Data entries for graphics
_ _ _ _

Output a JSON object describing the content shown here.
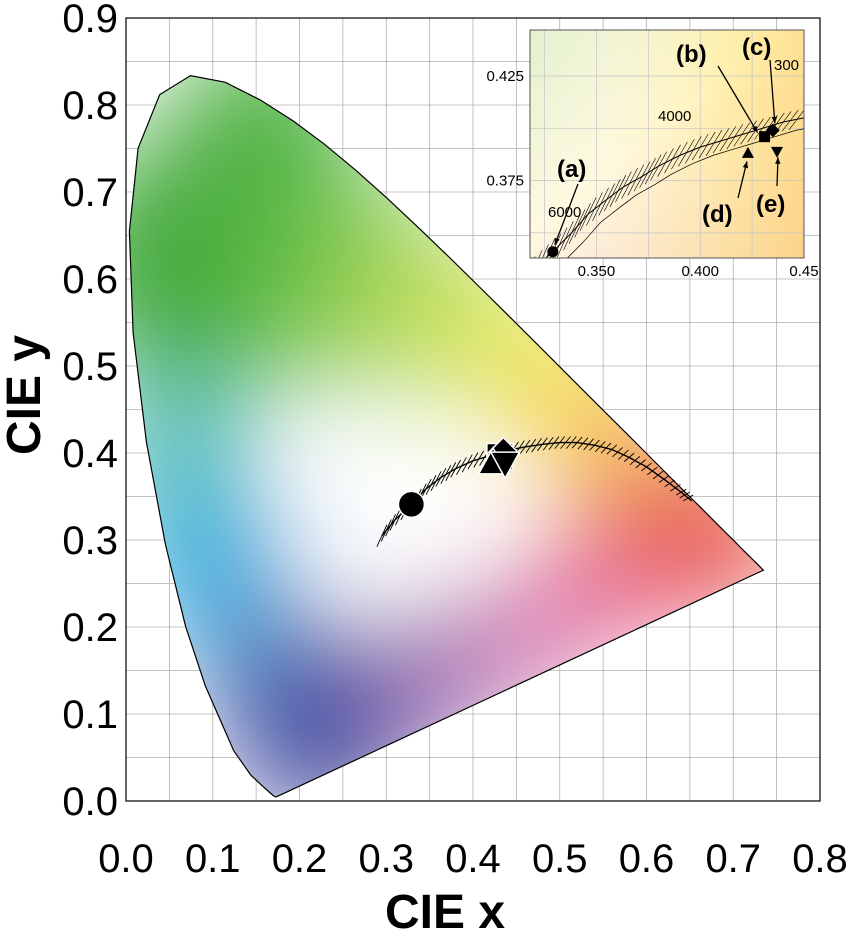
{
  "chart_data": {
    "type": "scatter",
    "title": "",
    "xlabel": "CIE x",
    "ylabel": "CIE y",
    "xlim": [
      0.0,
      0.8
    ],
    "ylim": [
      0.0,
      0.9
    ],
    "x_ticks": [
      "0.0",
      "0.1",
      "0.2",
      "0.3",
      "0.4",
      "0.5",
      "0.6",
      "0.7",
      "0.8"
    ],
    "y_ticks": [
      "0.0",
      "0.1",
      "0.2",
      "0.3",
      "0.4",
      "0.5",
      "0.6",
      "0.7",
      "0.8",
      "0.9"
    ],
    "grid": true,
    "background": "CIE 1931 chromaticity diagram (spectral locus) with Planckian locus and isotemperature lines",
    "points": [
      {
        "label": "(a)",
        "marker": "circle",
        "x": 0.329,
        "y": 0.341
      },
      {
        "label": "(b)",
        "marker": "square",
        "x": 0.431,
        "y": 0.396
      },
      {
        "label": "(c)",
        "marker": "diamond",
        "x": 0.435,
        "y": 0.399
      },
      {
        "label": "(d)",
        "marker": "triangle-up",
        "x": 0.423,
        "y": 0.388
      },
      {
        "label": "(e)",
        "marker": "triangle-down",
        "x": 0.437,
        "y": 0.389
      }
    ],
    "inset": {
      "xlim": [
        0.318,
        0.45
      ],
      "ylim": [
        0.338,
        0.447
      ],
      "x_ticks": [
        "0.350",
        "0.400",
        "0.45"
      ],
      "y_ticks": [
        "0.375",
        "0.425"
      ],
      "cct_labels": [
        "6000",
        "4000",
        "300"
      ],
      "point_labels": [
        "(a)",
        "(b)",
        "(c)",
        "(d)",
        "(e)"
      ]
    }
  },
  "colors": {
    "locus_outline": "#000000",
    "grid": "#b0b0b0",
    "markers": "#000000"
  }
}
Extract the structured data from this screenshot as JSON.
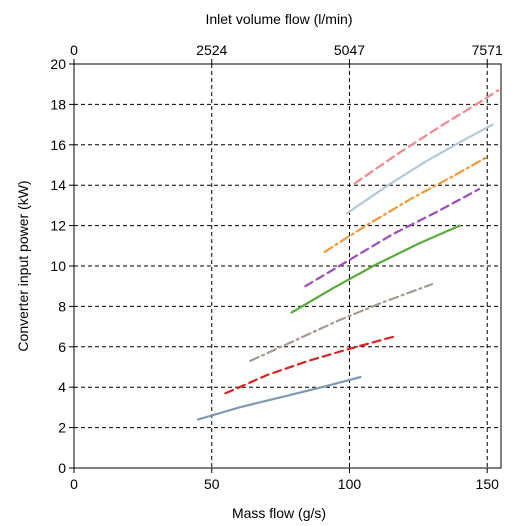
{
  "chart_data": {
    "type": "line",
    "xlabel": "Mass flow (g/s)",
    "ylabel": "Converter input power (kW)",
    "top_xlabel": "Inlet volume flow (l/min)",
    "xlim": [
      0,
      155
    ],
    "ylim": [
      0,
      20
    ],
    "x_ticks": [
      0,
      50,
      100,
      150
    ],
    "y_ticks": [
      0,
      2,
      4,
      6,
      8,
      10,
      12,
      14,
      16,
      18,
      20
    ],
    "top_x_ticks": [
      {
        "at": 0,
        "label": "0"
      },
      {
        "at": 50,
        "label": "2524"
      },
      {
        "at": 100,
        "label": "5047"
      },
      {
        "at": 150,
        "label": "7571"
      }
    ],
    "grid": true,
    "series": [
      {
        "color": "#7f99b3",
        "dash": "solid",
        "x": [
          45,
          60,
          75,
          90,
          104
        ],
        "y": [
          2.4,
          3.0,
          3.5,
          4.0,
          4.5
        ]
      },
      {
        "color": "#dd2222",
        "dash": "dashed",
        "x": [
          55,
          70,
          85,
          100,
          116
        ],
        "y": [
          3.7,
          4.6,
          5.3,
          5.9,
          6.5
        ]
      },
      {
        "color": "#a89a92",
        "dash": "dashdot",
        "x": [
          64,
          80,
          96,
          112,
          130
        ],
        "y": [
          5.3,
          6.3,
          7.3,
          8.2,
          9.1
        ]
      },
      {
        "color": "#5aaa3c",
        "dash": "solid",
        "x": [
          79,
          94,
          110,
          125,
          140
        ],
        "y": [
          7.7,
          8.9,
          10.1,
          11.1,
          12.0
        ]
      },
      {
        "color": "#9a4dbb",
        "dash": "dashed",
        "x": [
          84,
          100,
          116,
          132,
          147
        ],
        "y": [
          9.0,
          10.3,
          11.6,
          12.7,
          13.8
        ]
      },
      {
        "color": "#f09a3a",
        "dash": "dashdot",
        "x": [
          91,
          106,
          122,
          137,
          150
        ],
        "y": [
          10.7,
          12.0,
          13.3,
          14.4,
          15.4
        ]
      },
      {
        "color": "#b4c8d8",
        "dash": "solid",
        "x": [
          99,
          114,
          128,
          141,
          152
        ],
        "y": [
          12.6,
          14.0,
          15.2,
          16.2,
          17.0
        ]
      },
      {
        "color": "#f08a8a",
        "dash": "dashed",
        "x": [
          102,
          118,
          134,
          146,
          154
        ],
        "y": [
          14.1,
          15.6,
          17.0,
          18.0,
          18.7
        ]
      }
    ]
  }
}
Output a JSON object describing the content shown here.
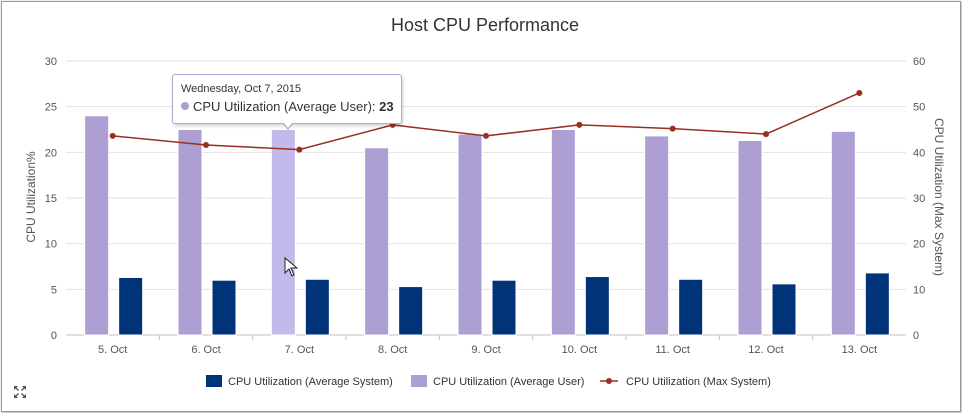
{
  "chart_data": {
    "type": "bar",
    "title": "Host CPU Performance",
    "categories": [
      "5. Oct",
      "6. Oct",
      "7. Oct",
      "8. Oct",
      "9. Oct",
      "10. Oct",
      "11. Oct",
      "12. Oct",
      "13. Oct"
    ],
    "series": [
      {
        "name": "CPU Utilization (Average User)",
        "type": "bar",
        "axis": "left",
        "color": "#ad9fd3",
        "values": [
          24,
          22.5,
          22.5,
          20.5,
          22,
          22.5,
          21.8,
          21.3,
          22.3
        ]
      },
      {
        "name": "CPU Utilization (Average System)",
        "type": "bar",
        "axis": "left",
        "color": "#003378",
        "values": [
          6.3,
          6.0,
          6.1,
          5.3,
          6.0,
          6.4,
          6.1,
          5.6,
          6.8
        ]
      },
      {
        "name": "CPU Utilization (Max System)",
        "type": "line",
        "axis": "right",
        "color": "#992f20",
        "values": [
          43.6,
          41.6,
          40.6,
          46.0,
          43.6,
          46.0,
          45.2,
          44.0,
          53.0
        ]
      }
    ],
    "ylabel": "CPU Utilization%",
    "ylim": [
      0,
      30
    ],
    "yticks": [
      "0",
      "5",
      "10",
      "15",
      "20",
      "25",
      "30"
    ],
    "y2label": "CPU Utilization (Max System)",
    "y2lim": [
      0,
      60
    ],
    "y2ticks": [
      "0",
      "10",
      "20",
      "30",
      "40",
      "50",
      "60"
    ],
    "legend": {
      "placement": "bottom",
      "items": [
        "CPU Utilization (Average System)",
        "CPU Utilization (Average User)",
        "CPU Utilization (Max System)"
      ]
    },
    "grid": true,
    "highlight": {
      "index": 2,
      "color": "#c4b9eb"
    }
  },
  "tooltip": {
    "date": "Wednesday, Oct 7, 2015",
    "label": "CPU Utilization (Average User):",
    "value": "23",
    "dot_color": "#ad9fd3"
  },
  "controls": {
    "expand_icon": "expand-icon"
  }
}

_ _ _ _

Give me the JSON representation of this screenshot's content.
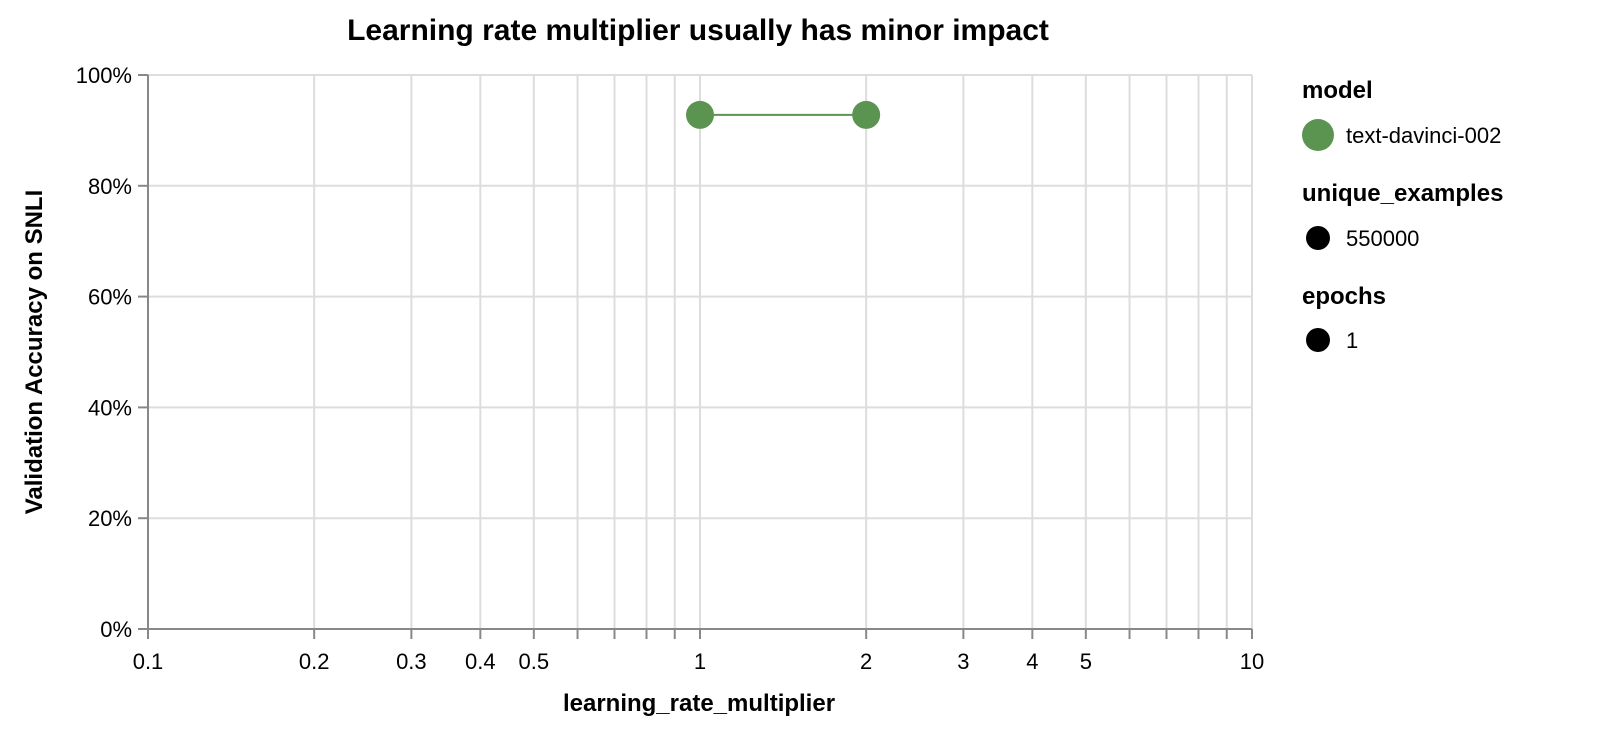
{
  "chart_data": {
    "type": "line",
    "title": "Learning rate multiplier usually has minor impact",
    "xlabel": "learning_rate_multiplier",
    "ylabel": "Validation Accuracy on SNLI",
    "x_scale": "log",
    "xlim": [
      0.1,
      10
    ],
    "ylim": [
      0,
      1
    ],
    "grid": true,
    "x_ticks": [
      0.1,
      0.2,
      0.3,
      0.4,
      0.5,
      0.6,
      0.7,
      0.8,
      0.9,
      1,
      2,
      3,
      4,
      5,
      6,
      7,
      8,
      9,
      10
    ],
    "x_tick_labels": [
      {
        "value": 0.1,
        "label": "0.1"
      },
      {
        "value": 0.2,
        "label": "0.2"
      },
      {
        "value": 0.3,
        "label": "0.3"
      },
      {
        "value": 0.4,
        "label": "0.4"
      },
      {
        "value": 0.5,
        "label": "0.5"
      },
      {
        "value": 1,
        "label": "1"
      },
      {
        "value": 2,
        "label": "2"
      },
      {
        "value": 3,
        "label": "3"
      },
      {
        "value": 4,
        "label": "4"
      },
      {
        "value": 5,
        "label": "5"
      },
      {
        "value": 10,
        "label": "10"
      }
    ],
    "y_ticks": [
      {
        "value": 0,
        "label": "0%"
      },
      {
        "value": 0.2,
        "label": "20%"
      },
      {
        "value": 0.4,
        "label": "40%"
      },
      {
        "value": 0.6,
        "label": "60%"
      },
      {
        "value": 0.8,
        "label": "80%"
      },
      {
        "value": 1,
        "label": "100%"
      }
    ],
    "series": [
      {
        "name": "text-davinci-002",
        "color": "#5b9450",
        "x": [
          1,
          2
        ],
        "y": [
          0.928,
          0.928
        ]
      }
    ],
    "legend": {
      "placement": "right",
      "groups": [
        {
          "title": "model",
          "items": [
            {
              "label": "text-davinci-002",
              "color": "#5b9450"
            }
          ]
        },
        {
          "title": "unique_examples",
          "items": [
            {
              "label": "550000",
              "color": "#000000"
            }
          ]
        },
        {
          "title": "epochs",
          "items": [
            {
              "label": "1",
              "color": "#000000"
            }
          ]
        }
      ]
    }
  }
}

_ _ _ _

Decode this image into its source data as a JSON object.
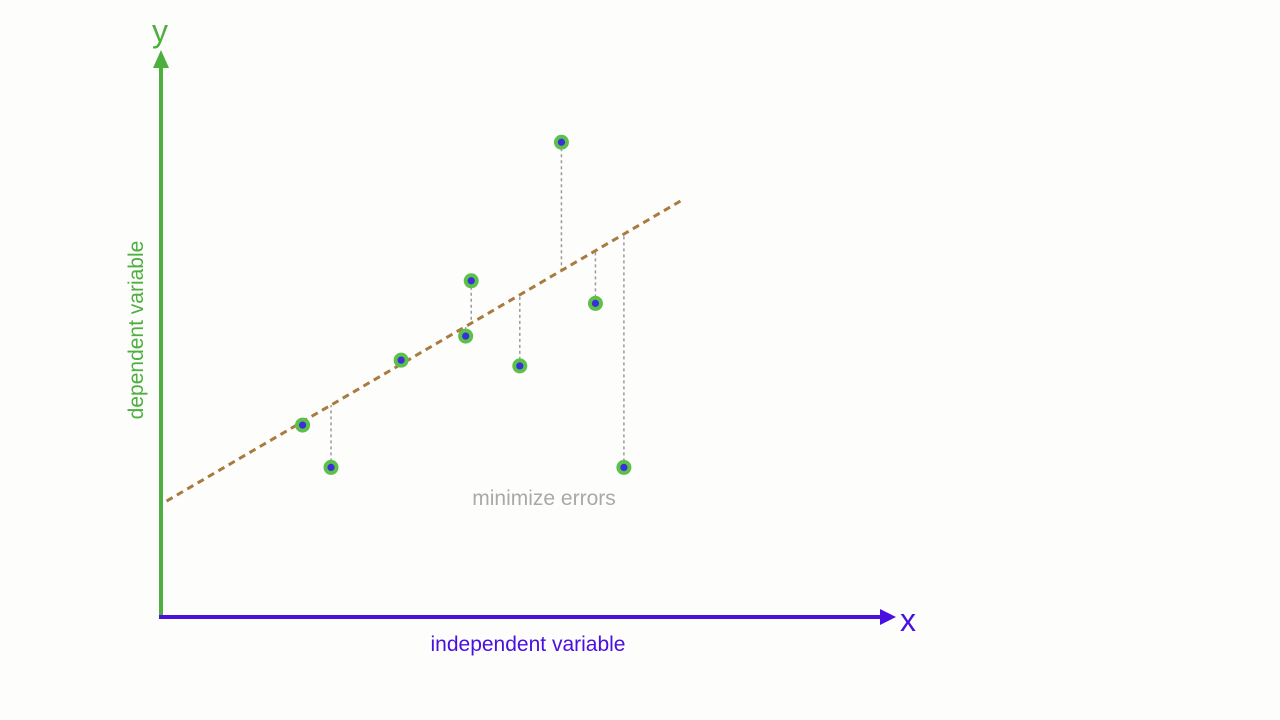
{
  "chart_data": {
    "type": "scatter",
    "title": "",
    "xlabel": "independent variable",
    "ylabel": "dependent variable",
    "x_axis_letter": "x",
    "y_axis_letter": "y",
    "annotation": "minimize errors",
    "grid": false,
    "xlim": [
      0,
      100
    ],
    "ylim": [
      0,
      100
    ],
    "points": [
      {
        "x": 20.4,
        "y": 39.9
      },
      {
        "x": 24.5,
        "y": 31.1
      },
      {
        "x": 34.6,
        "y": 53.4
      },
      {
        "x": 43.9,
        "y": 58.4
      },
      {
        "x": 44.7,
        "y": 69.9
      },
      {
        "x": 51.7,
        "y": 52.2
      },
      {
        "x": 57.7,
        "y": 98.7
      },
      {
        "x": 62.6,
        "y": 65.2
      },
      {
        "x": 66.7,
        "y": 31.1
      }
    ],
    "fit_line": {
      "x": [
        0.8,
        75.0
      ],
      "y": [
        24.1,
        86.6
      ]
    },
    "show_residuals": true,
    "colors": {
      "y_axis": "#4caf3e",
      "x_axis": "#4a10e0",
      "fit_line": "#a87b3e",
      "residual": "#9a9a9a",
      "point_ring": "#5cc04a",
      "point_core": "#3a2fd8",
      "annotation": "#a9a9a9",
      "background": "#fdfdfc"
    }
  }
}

_ _ _ _

> EXERCISE INSTRUCTIONS:
Pick out and copy the lines of the entries that hold the string "name".

> EXERCISE SOLUTION:
        "name": "CPU Utilization (Average User)",
        "name": "CPU Utilization (Average System)",
        "name": "CPU Utilization (Max System)",
        "name": "text-davinci-002",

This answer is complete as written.